= Problem details =
Work through the data below and give the number of lines holding "ffffff", nothing more.

Dataset entries on figures
-------------------------
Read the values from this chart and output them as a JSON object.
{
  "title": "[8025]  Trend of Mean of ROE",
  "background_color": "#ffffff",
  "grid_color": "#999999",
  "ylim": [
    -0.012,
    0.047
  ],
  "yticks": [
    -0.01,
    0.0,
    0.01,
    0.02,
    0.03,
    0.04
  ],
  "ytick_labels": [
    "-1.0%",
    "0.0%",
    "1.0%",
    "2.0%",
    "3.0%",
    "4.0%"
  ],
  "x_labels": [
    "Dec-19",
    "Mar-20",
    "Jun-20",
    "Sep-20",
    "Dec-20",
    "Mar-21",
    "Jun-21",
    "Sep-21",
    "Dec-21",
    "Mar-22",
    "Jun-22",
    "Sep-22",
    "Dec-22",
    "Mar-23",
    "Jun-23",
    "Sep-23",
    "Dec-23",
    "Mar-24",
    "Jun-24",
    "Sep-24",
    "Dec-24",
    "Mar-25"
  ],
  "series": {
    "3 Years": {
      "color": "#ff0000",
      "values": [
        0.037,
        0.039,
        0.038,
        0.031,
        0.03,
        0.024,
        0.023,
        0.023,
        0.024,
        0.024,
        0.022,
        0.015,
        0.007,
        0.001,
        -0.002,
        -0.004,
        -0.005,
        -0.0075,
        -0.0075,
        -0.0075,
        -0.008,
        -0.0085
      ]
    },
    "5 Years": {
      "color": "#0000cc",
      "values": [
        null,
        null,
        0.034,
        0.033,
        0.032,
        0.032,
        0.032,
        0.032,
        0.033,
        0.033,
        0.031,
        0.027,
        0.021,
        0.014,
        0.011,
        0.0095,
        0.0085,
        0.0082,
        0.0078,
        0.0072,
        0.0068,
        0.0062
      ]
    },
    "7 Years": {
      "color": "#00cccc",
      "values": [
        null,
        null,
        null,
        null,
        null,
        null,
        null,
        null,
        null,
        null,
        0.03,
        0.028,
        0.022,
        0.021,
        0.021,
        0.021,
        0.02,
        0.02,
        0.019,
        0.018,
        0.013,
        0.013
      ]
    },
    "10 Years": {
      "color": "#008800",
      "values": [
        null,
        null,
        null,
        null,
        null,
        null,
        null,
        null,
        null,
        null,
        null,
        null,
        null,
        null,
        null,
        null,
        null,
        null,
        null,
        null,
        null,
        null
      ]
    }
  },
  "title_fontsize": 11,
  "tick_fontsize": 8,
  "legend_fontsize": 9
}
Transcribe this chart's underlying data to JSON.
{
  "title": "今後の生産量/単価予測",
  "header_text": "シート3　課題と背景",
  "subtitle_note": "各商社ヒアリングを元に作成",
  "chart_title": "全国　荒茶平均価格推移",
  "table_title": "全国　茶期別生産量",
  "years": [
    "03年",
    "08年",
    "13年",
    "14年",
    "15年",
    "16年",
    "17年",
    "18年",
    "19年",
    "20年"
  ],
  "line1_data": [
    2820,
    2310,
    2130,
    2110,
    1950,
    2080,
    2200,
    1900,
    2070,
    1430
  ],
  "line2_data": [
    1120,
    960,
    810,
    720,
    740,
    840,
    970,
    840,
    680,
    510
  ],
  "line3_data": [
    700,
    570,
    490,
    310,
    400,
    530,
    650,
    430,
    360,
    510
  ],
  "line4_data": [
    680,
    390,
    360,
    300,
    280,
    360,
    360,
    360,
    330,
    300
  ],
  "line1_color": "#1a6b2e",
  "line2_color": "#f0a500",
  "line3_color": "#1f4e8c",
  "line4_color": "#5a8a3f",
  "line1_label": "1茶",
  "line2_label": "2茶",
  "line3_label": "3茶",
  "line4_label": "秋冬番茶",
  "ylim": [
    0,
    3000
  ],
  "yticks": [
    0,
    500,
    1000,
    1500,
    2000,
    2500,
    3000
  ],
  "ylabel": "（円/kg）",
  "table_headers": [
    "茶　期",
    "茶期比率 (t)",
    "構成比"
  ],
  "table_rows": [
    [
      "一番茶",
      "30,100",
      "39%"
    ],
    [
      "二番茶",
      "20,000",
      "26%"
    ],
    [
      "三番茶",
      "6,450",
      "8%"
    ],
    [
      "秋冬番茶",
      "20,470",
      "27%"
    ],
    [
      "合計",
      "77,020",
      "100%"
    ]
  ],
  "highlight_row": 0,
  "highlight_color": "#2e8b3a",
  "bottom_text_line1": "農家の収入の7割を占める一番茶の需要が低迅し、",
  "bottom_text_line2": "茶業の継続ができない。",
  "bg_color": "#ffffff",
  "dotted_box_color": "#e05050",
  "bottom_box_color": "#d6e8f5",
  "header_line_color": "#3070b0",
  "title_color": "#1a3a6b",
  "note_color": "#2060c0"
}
-------------------------
= Final result =
2